[Supplied records]
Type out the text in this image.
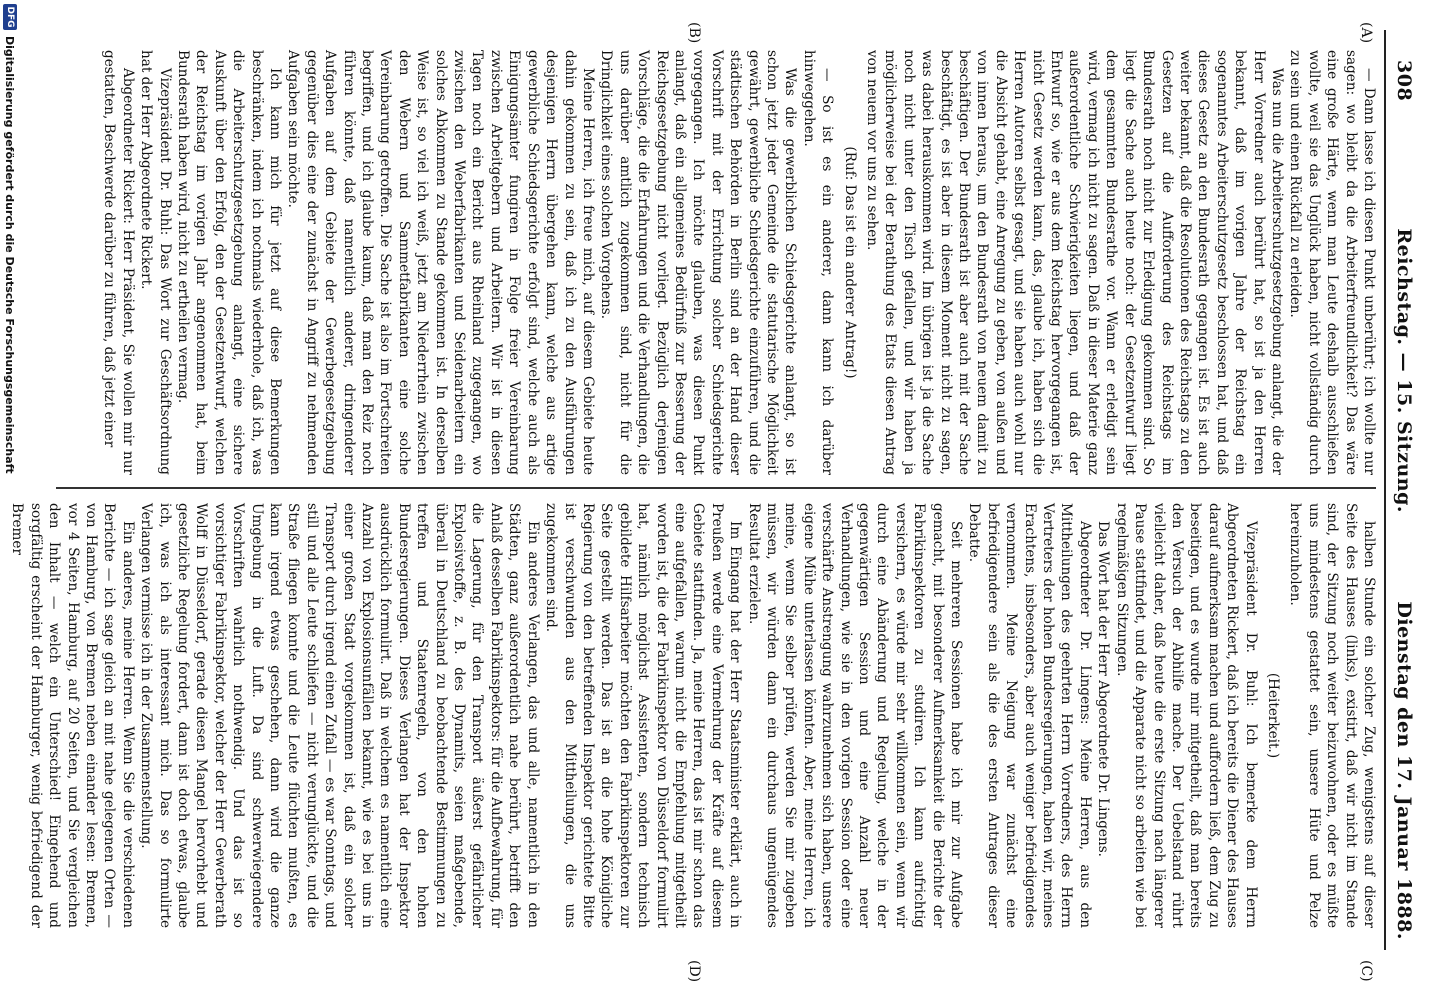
308
Reichstag. — 15. Sitzung.
Dienstag den 17. Januar 1888.
(A)
(B)
(C)
(D)

— Dann lasse ich diesen Punkt unberührt; ich wollte nur sagen: wo bleibt da die Arbeiterfreundlichkeit? Das wäre eine große Härte, wenn man Leute deshalb ausschließen wollte, weil sie das Unglück haben, nicht vollständig durch zu sein und einen Rückfall zu erleiden.

Was nun die Arbeiterschutzgesetzgebung anlangt, die der Herr Vorredner auch berührt hat, so ist ja den Herren bekannt, daß im vorigen Jahre der Reichstag ein sogenanntes Arbeiterschutzgesetz beschlossen hat, und daß dieses Gesetz an den Bundesrath gegangen ist. Es ist auch weiter bekannt, daß die Resolutionen des Reichstags zu den Gesetzen auf die Aufforderung des Reichstags im Bundesrath noch nicht zur Erledigung gekommen sind. So liegt die Sache auch heute noch: der Gesetzentwurf liegt dem gesammten Bundesrathe vor. Wann er erledigt sein wird, vermag ich nicht zu sagen. Daß in dieser Materie ganz außerordentliche Schwierigkeiten liegen, und daß der Entwurf so, wie er aus dem Reichstag hervorgegangen ist, nicht Gesetz werden kann, das, glaube ich, haben sich die Herren Autoren selbst gesagt, und sie haben auch wohl nur die Absicht gehabt, eine Anregung zu geben, von außen und von innen heraus, um den Bundesrath von neuem damit zu beschäftigen. Der Bundesrath ist aber auch mit der Sache beschäftigt, es ist aber in diesem Moment nicht zu sagen, was dabei herauskommen wird. Im übrigen ist ja die Sache noch nicht unter den Tisch gefallen, und wir haben ja möglicherweise bei der Berathung des Etats diesen Antrag von neuem vor uns zu sehen.

(Ruf: Das ist ein anderer Antrag!)

— So ist es ein anderer, dann kann ich darüber hinweggehen.

Was die gewerblichen Schiedsgerichte anlangt, so ist schon jetzt jeder Gemeinde die statutarische Möglichkeit gewährt, gewerbliche Schiedsgerichte einzuführen, und die städtischen Behörden in Berlin sind an der Hand dieser Vorschrift mit der Errichtung solcher Schiedsgerichte vorgegangen. Ich möchte glauben, was diesen Punkt anlangt, daß ein allgemeines Bedürfniß zur Besserung der Reichsgesetzgebung nicht vorliegt. Bezüglich derjenigen Vorschläge, die die Erfahrungen und die Verhandlungen, die uns darüber amtlich zugekommen sind, nicht für die Dringlichkeit eines solchen Vorgehens.

Meine Herren, ich freue mich, auf diesem Gebiete heute dahin gekommen zu sein, daß ich zu den Ausführungen desjenigen Herrn übergehen kann, welche aus artige gewerbliche Schiedsgerichte erfolgt sind, welche auch als Einigungsämter fungiren in Folge freier Vereinbarung zwischen Arbeitgebern und Arbeitern. Wir ist in diesen Tagen noch ein Bericht aus Rheinland zugegangen, wo zwischen den Weberfabrikanten und Seidenarbeitern ein solches Abkommen zu Stande gekommen ist. In derselben Weise ist, so viel ich weiß, jetzt am Niederrhein zwischen den Webern und Sammetfabrikanten eine solche Vereinbarung getroffen. Die Sache ist also im Fortschreiten begriffen, und ich glaube kaum, daß man den Reiz noch führen könnte, daß namentlich anderer, dringenderer Aufgaben auf dem Gebiete der Gewerbegesetzgebung gegenüber dies eine der zunächst in Angriff zu nehmenden Aufgaben sein möchte.

Ich kann mich für jetzt auf diese Bemerkungen beschränken, indem ich nochmals wiederhole, daß ich, was die Arbeiterschutzgesetzgebung anlangt, eine sichere Auskunft über den Erfolg, den der Gesetzentwurf, welchen der Reichstag im vorigen Jahr angenommen hat, beim Bundesrath haben wird, nicht zu ertheilen vermag.

Vizepräsident Dr. Buhl: Das Wort zur Geschäftsordnung hat der Herr Abgeordnete Rickert.

Abgeordneter Rickert: Herr Präsident, Sie wollen mir nur gestatten, Beschwerde darüber zu führen, daß jetzt einer

halben Stunde ein solcher Zug, wenigstens auf dieser Seite des Hauses (links), existirt, daß wir nicht im Stande sind, der Sitzung noch weiter beizuwohnen, oder es müßte uns mindestens gestattet sein, unsere Hüte und Pelze hereinzuholen.

(Heiterkeit.)

Vizepräsident Dr. Buhl: Ich bemerke dem Herrn Abgeordneten Rickert, daß ich bereits die Diener des Hauses darauf aufmerksam machen und auffordern ließ, dem Zug zu beseitigen, und es wurde mir mitgetheilt, daß man bereits den Versuch der Abhilfe mache. Der Uebelstand rührt vielleicht daher, daß heute die erste Sitzung nach längerer Pause stattfindet, und die Apparate nicht so arbeiten wie bei regelmäßigen Sitzungen.

Das Wort hat der Herr Abgeordnete Dr. Lingens.

Abgeordneter Dr. Lingens: Meine Herren, aus den Mittheilungen des geehrten Herrn Vorredners, des Herrn Vertreters der hohen Bundesregierungen, haben wir, meines Erachtens, insbesonders, aber auch weniger befriedigendes vernommen. Meine Neigung war zunächst eine befriedigendere sein als die des ersten Antrages dieser Debatte.

Seit mehreren Sessionen habe ich mir zur Aufgabe gemacht, mit besonderer Aufmerksamkeit die Berichte der Fabrikinspektoren zu studiren. Ich kann aufrichtig versichern, es würde mir sehr willkommen sein, wenn wir durch eine Abänderung und Regelung, welche in der gegenwärtigen Session und eine Anzahl neuer Verhandlungen, wie sie in den vorigen Session oder eine verschärfte Anstrengung wahrzunehmen sich haben, unsere eigene Mühe unterlassen könnten. Aber, meine Herren, ich meine, wenn Sie selber prüfen, werden Sie mir zugeben müssen, wir würden dann ein durchaus ungenügendes Resultat erzielen.

Im Eingang hat der Herr Staatsminister erklärt, auch in Preußen werde eine Vermehrung der Kräfte auf diesem Gebiete stattfinden. Ja, meine Herren, das ist mir schon das eine aufgefallen, warum nicht die Empfehlung mitgetheilt worden ist, die der Fabrikinspektor von Düsseldorf formulirt hat, nämlich möglichst Assistenten, sondern technisch gebildete Hilfsarbeiter möchten den Fabrikinspektoren zur Seite gestellt werden. Das ist an die hohe Königliche Regierung von den betreffenden Inspektor gerichtete Bitte ist verschwunden aus den Mittheilungen, die uns zugekommen sind.

Ein anderes Verlangen, das und alle, namentlich in den Städten, ganz außerordentlich nahe berührt, betrifft den Anlaß desselben Fabrikinspektors: für die Aufbewahrung, für die Lagerung, für den Transport äußerst gefährlicher Explosivstoffe, z. B. des Dynamits, seien maßgebende, überall in Deutschland zu beobachtende Bestimmungen zu treffen und Staatenregeln, von den hohen Bundesregierungen. Dieses Verlangen hat der Inspektor ausdrücklich formulirt. Daß in welchem es namentlich eine Anzahl von Explosionsunfällen bekannt, wie es bei uns in einer großen Stadt vorgekommen ist, daß ein solcher Transport durch irgend einen Zufall — es war Sonntags, und still und alle Leute schliefen — nicht verunglückte, und die Straße fliegen konnte und die Leute flüchten mußten, es kann irgend etwas geschehen, dann wird die ganze Umgebung in die Luft. Da sind schwerwiegendere Vorschriften wahrlich nothwendig. Und das ist so vorsichtiger Fabrikinspektor, welcher der Herr Gewerberath Wolff in Düsseldorf, gerade diesen Mangel hervorhebt und gesetzliche Regelung fordert, dann ist doch etwas, glaube ich, was ich als interessant mich. Das so formulirte Verlangen vermisse ich in der Zusammenstellung.

Ein anderes, meine Herren. Wenn Sie die verschiedenen Berichte — ich sage gleich an mit nahe gelegenen Orten — von Hamburg, von Bremen neben einander lesen: Bremen, vor 4 Seiten, Hamburg, auf 20 Seiten, und Sie vergleichen den Inhalt — welch ein Unterschied! Eingehend und sorgfältig erscheint der Hamburger, wenig befriedigend der Bremer

DFG
Digitalisierung gefördert durch die Deutsche Forschungsgemeinschaft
[/Supplied records]
▶ **Your assignment**:
Take every line from the data that contains the word "Vizepräsident".

▶ **Expected answer**:
Vizepräsident Dr. Buhl: Das Wort zur Geschäftsordnung hat der Herr Abgeordnete Rickert.
Vizepräsident Dr. Buhl: Ich bemerke dem Herrn Abgeordneten Rickert, daß ich bereits die Diener des Hauses darauf aufmerksam machen und auffordern ließ, dem Zug zu beseitigen, und es wurde mir mitgetheilt, daß man bereits den Versuch der Abhilfe mache. Der Uebelstand rührt vielleicht daher, daß heute die erste Sitzung nach längerer Pause stattfindet, und die Apparate nicht so arbeiten wie bei regelmäßigen Sitzungen.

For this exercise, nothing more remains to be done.